Lay out the lines below as a numbered list, from the first line through the line that contains "brand-char: 园 (50, 92, 64, 107)", and leave out any blank lines.
--- Begin Records provided ---
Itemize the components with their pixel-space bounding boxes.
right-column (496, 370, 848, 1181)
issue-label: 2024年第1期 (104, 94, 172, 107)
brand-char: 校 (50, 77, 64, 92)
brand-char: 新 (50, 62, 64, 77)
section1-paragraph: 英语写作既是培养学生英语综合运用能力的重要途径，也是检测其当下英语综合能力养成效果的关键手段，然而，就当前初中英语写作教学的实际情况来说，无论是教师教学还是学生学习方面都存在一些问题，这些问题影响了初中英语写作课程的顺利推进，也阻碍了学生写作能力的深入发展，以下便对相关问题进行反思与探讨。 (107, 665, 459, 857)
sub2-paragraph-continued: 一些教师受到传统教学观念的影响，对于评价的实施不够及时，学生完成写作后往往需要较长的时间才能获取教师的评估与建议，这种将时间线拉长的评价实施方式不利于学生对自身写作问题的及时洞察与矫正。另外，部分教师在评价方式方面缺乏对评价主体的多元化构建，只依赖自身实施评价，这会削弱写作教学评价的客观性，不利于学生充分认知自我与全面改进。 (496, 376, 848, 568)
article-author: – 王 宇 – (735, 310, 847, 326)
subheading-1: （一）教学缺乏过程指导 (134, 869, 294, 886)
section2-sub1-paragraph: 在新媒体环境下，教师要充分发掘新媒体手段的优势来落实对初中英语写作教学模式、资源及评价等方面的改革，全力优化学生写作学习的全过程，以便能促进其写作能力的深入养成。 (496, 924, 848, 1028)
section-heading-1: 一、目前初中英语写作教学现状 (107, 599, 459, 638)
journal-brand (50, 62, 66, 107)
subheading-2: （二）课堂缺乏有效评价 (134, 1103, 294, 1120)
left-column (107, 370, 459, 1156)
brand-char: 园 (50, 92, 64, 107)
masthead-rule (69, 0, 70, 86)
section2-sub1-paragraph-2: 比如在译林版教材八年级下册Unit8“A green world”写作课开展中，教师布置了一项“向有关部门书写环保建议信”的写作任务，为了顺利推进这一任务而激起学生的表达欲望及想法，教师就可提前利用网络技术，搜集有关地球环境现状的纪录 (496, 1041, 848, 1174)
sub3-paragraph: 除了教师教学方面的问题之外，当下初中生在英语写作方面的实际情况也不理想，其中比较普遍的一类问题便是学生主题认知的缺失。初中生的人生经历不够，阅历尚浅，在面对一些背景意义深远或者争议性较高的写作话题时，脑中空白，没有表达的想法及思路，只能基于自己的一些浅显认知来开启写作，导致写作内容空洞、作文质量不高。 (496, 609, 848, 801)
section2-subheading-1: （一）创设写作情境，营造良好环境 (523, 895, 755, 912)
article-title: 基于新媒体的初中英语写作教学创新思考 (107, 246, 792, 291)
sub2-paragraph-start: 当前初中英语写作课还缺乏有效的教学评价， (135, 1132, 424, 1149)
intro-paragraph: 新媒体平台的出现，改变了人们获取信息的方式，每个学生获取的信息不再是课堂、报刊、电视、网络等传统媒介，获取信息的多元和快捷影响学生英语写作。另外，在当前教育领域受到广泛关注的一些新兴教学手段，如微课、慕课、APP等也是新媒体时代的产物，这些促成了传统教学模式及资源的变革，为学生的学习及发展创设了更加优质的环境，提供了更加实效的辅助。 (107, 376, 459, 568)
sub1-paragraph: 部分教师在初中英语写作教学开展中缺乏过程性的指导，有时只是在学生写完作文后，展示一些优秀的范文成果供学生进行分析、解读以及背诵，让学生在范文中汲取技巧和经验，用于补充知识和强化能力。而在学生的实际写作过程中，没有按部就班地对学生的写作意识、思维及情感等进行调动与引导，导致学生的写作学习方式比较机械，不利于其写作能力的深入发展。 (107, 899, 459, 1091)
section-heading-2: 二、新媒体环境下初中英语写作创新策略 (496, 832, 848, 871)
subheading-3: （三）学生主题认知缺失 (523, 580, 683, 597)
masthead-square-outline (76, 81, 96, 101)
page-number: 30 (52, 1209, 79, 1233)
--- End Records provided ---
**Exercise answer:**
1. Itemize the components with their pixel-space bounding boxes.
2. right-column (496, 370, 848, 1181)
3. issue-label: 2024年第1期 (104, 94, 172, 107)
4. brand-char: 校 (50, 77, 64, 92)
5. brand-char: 新 (50, 62, 64, 77)
6. section1-paragraph: 英语写作既是培养学生英语综合运用能力的重要途径，也是检测其当下英语综合能力养成效果的关键手段，然而，就当前初中英语写作教学的实际情况来说，无论是教师教学还是学生学习方面都存在一些问题，这些问题影响了初中英语写作课程的顺利推进，也阻碍了学生写作能力的深入发展，以下便对相关问题进行反思与探讨。 (107, 665, 459, 857)
7. sub2-paragraph-continued: 一些教师受到传统教学观念的影响，对于评价的实施不够及时，学生完成写作后往往需要较长的时间才能获取教师的评估与建议，这种将时间线拉长的评价实施方式不利于学生对自身写作问题的及时洞察与矫正。另外，部分教师在评价方式方面缺乏对评价主体的多元化构建，只依赖自身实施评价，这会削弱写作教学评价的客观性，不利于学生充分认知自我与全面改进。 (496, 376, 848, 568)
8. article-author: – 王 宇 – (735, 310, 847, 326)
9. subheading-1: （一）教学缺乏过程指导 (134, 869, 294, 886)
10. section2-sub1-paragraph: 在新媒体环境下，教师要充分发掘新媒体手段的优势来落实对初中英语写作教学模式、资源及评价等方面的改革，全力优化学生写作学习的全过程，以便能促进其写作能力的深入养成。 (496, 924, 848, 1028)
11. section-heading-1: 一、目前初中英语写作教学现状 (107, 599, 459, 638)
12. journal-brand (50, 62, 66, 107)
13. subheading-2: （二）课堂缺乏有效评价 (134, 1103, 294, 1120)
14. left-column (107, 370, 459, 1156)
15. brand-char: 园 (50, 92, 64, 107)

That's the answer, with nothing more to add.